* **WHAT IS BEING ASKED**
Write out the entries verbatim and leave the images out of the copy.

-- INPUT DATA start --

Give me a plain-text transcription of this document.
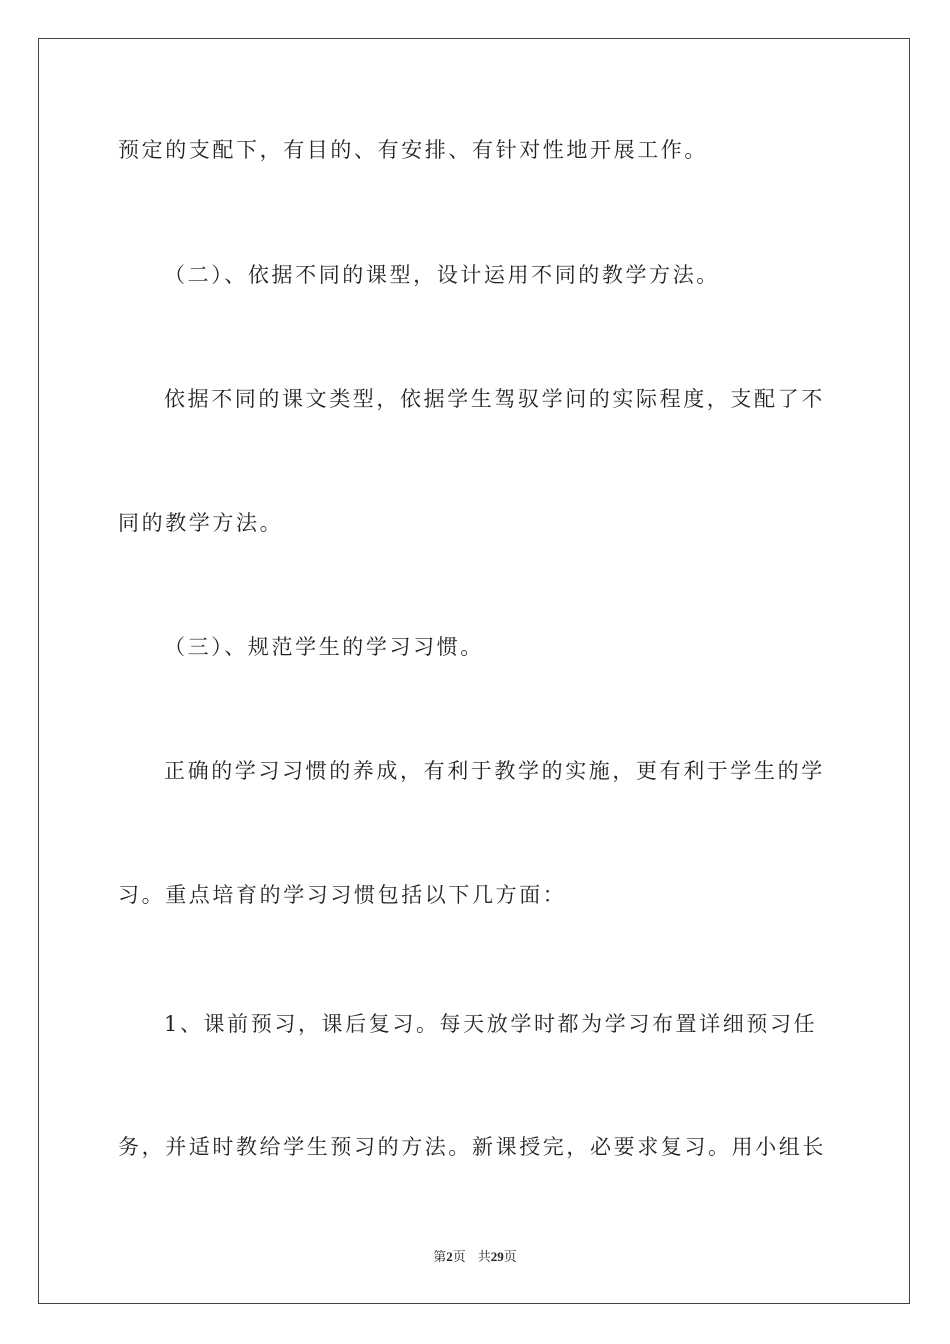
预定的支配下，有目的、有安排、有针对性地开展工作。
（二）、依据不同的课型，设计运用不同的教学方法。
依据不同的课文类型，依据学生驾驭学问的实际程度，支配了不
同的教学方法。
（三）、规范学生的学习习惯。
正确的学习习惯的养成，有利于教学的实施，更有利于学生的学
习。重点培育的学习习惯包括以下几方面：
1、课前预习，课后复习。每天放学时都为学习布置详细预习任
务，并适时教给学生预习的方法。新课授完，必要求复习。用小组长
第2页 共29页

-- INPUT DATA end --

* **FINISHED EXERCISE**
Give me a plain-text transcription of this document.
预定的支配下，有目的、有安排、有针对性地开展工作。
（二）、依据不同的课型，设计运用不同的教学方法。
依据不同的课文类型，依据学生驾驭学问的实际程度，支配了不
同的教学方法。
（三）、规范学生的学习习惯。
正确的学习习惯的养成，有利于教学的实施，更有利于学生的学
习。重点培育的学习习惯包括以下几方面：
1、课前预习，课后复习。每天放学时都为学习布置详细预习任
务，并适时教给学生预习的方法。新课授完，必要求复习。用小组长
第2页 共29页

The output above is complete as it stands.